# WRITTEN PROBLEM:
Where a line holds "path", copy it.

# PROVIDED MATERIAL:

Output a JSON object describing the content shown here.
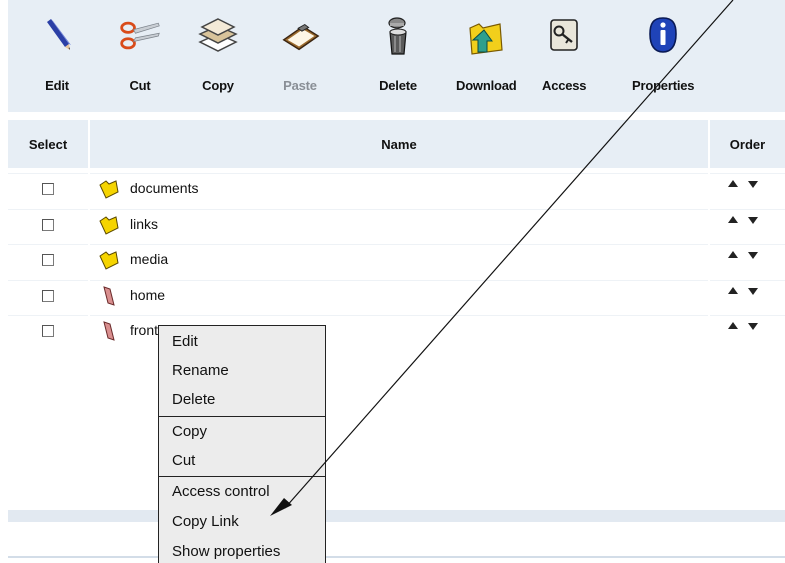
{
  "toolbar": {
    "buttons": [
      {
        "label": "Edit",
        "icon": "pencil-icon"
      },
      {
        "label": "Cut",
        "icon": "scissors-icon"
      },
      {
        "label": "Copy",
        "icon": "copy-pages-icon"
      },
      {
        "label": "Paste",
        "icon": "clipboard-icon",
        "disabled": true
      },
      {
        "label": "Delete",
        "icon": "trash-can-icon"
      },
      {
        "label": "Download",
        "icon": "download-folder-icon"
      },
      {
        "label": "Access",
        "icon": "key-icon"
      },
      {
        "label": "Properties",
        "icon": "info-icon"
      }
    ]
  },
  "table": {
    "headers": {
      "select": "Select",
      "name": "Name",
      "order": "Order"
    },
    "rows": [
      {
        "name": "documents",
        "type": "folder"
      },
      {
        "name": "links",
        "type": "folder"
      },
      {
        "name": "media",
        "type": "folder"
      },
      {
        "name": "home",
        "type": "page"
      },
      {
        "name": "front",
        "type": "page"
      }
    ]
  },
  "context_menu": {
    "groups": [
      [
        "Edit",
        "Rename",
        "Delete"
      ],
      [
        "Copy",
        "Cut"
      ],
      [
        "Access control",
        "Copy Link",
        "Show properties"
      ]
    ]
  },
  "colors": {
    "header_bg": "#e7eef5",
    "folder": "#f5d400",
    "page": "#d98f8f",
    "menu_bg": "#ececec"
  }
}
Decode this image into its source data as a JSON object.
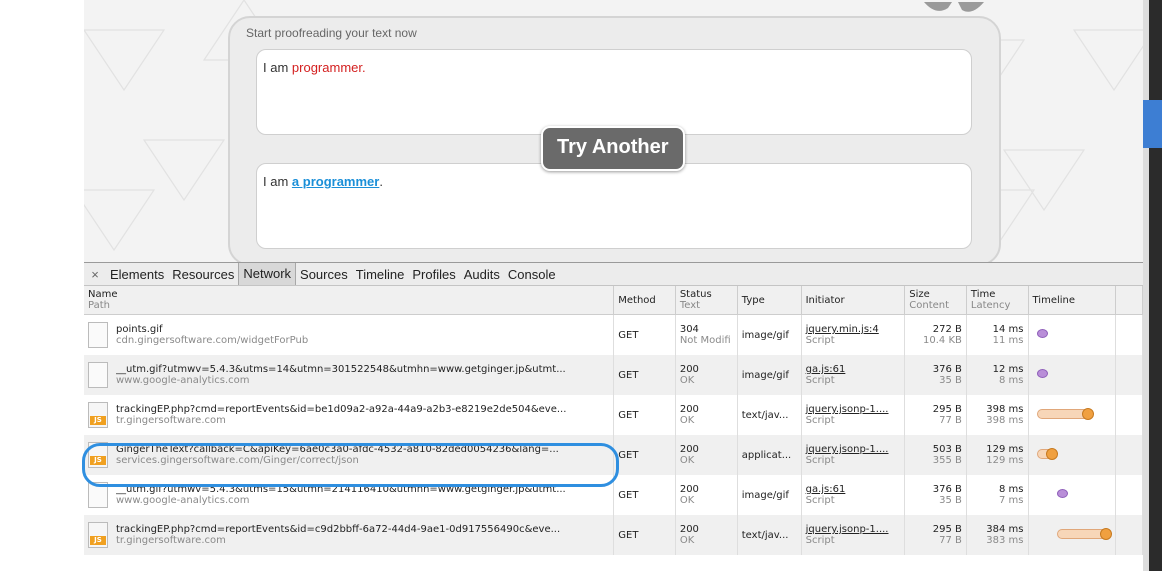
{
  "page": {
    "panel_label": "Start proofreading your text now",
    "input_prefix": "I am ",
    "input_error": "programmer.",
    "output_prefix": "I am ",
    "output_fix": "a programmer",
    "output_suffix": ".",
    "try_button": "Try Another"
  },
  "devtools": {
    "close_glyph": "×",
    "tabs": [
      "Elements",
      "Resources",
      "Network",
      "Sources",
      "Timeline",
      "Profiles",
      "Audits",
      "Console"
    ],
    "selected_tab": "Network",
    "columns": {
      "name": "Name",
      "path": "Path",
      "method": "Method",
      "status": "Status",
      "status_text": "Text",
      "type": "Type",
      "initiator": "Initiator",
      "size": "Size",
      "content": "Content",
      "time": "Time",
      "latency": "Latency",
      "timeline": "Timeline"
    },
    "rows": [
      {
        "name": "points.gif",
        "path": "cdn.gingersoftware.com/widgetForPub",
        "method": "GET",
        "status": "304",
        "status_text": "Not Modifi",
        "type": "image/gif",
        "initiator": "jquery.min.js:4",
        "initiator_type": "Script",
        "size": "272 B",
        "content": "10.4 KB",
        "time": "14 ms",
        "latency": "11 ms",
        "icon": "blank-file-icon"
      },
      {
        "name": "__utm.gif?utmwv=5.4.3&utms=14&utmn=301522548&utmhn=www.getginger.jp&utmt...",
        "path": "www.google-analytics.com",
        "method": "GET",
        "status": "200",
        "status_text": "OK",
        "type": "image/gif",
        "initiator": "ga.js:61",
        "initiator_type": "Script",
        "size": "376 B",
        "content": "35 B",
        "time": "12 ms",
        "latency": "8 ms",
        "icon": "blank-file-icon"
      },
      {
        "name": "trackingEP.php?cmd=reportEvents&id=be1d09a2-a92a-44a9-a2b3-e8219e2de504&eve...",
        "path": "tr.gingersoftware.com",
        "method": "GET",
        "status": "200",
        "status_text": "OK",
        "type": "text/jav...",
        "initiator": "jquery.jsonp-1....",
        "initiator_type": "Script",
        "size": "295 B",
        "content": "77 B",
        "time": "398 ms",
        "latency": "398 ms",
        "icon": "js-file-icon"
      },
      {
        "name": "GingerTheText?callback=C&apiKey=6ae0c3a0-afdc-4532-a810-82ded0054236&lang=...",
        "path": "services.gingersoftware.com/Ginger/correct/json",
        "method": "GET",
        "status": "200",
        "status_text": "OK",
        "type": "applicat...",
        "initiator": "jquery.jsonp-1....",
        "initiator_type": "Script",
        "size": "503 B",
        "content": "355 B",
        "time": "129 ms",
        "latency": "129 ms",
        "icon": "js-file-icon"
      },
      {
        "name": "__utm.gif?utmwv=5.4.3&utms=15&utmn=214116410&utmhn=www.getginger.jp&utmt...",
        "path": "www.google-analytics.com",
        "method": "GET",
        "status": "200",
        "status_text": "OK",
        "type": "image/gif",
        "initiator": "ga.js:61",
        "initiator_type": "Script",
        "size": "376 B",
        "content": "35 B",
        "time": "8 ms",
        "latency": "7 ms",
        "icon": "blank-file-icon"
      },
      {
        "name": "trackingEP.php?cmd=reportEvents&id=c9d2bbff-6a72-44d4-9ae1-0d917556490c&eve...",
        "path": "tr.gingersoftware.com",
        "method": "GET",
        "status": "200",
        "status_text": "OK",
        "type": "text/jav...",
        "initiator": "jquery.jsonp-1....",
        "initiator_type": "Script",
        "size": "295 B",
        "content": "77 B",
        "time": "384 ms",
        "latency": "383 ms",
        "icon": "js-file-icon"
      }
    ]
  },
  "colors": {
    "error_text": "#d42020",
    "correction_text": "#1a8fd8",
    "highlight_ring": "#2f8fe0"
  }
}
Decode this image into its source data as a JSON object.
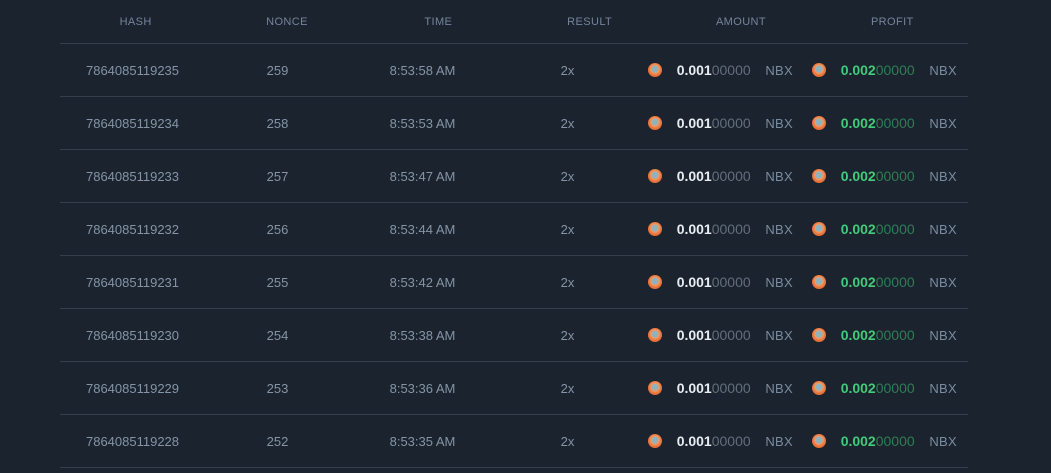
{
  "table": {
    "columns": [
      {
        "id": "hash",
        "label": "HASH"
      },
      {
        "id": "nonce",
        "label": "NONCE"
      },
      {
        "id": "time",
        "label": "TIME"
      },
      {
        "id": "result",
        "label": "RESULT"
      },
      {
        "id": "amount",
        "label": "AMOUNT"
      },
      {
        "id": "profit",
        "label": "PROFIT"
      }
    ],
    "currency_unit": "NBX",
    "rows": [
      {
        "hash": "7864085119235",
        "nonce": "259",
        "time": "8:53:58 AM",
        "result": "2x",
        "amount_main": "0.001",
        "amount_zeros": "00000",
        "profit_main": "0.002",
        "profit_zeros": "00000"
      },
      {
        "hash": "7864085119234",
        "nonce": "258",
        "time": "8:53:53 AM",
        "result": "2x",
        "amount_main": "0.001",
        "amount_zeros": "00000",
        "profit_main": "0.002",
        "profit_zeros": "00000"
      },
      {
        "hash": "7864085119233",
        "nonce": "257",
        "time": "8:53:47 AM",
        "result": "2x",
        "amount_main": "0.001",
        "amount_zeros": "00000",
        "profit_main": "0.002",
        "profit_zeros": "00000"
      },
      {
        "hash": "7864085119232",
        "nonce": "256",
        "time": "8:53:44 AM",
        "result": "2x",
        "amount_main": "0.001",
        "amount_zeros": "00000",
        "profit_main": "0.002",
        "profit_zeros": "00000"
      },
      {
        "hash": "7864085119231",
        "nonce": "255",
        "time": "8:53:42 AM",
        "result": "2x",
        "amount_main": "0.001",
        "amount_zeros": "00000",
        "profit_main": "0.002",
        "profit_zeros": "00000"
      },
      {
        "hash": "7864085119230",
        "nonce": "254",
        "time": "8:53:38 AM",
        "result": "2x",
        "amount_main": "0.001",
        "amount_zeros": "00000",
        "profit_main": "0.002",
        "profit_zeros": "00000"
      },
      {
        "hash": "7864085119229",
        "nonce": "253",
        "time": "8:53:36 AM",
        "result": "2x",
        "amount_main": "0.001",
        "amount_zeros": "00000",
        "profit_main": "0.002",
        "profit_zeros": "00000"
      },
      {
        "hash": "7864085119228",
        "nonce": "252",
        "time": "8:53:35 AM",
        "result": "2x",
        "amount_main": "0.001",
        "amount_zeros": "00000",
        "profit_main": "0.002",
        "profit_zeros": "00000"
      }
    ]
  },
  "icons": {
    "coin": "coin-icon"
  },
  "colors": {
    "background": "#1b232e",
    "row_divider": "#343f4b",
    "header_text": "#75849b",
    "row_text": "#8494a6",
    "amount_main": "#e8edf2",
    "amount_zeros": "#626e7d",
    "profit_main": "#43cb79",
    "profit_zeros": "#2e7e54",
    "unit_text": "#7b8ca0",
    "coin_orange": "#e9743b",
    "coin_center": "#8fb3bd"
  }
}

# TASK ANSWER:
      "path": "Path",
        "path": "cdn.gingersoftware.com/widgetForPub",
        "path": "www.google-analytics.com",
        "path": "tr.gingersoftware.com",
        "path": "services.gingersoftware.com/Ginger/correct/json",
        "path": "www.google-analytics.com",
        "path": "tr.gingersoftware.com",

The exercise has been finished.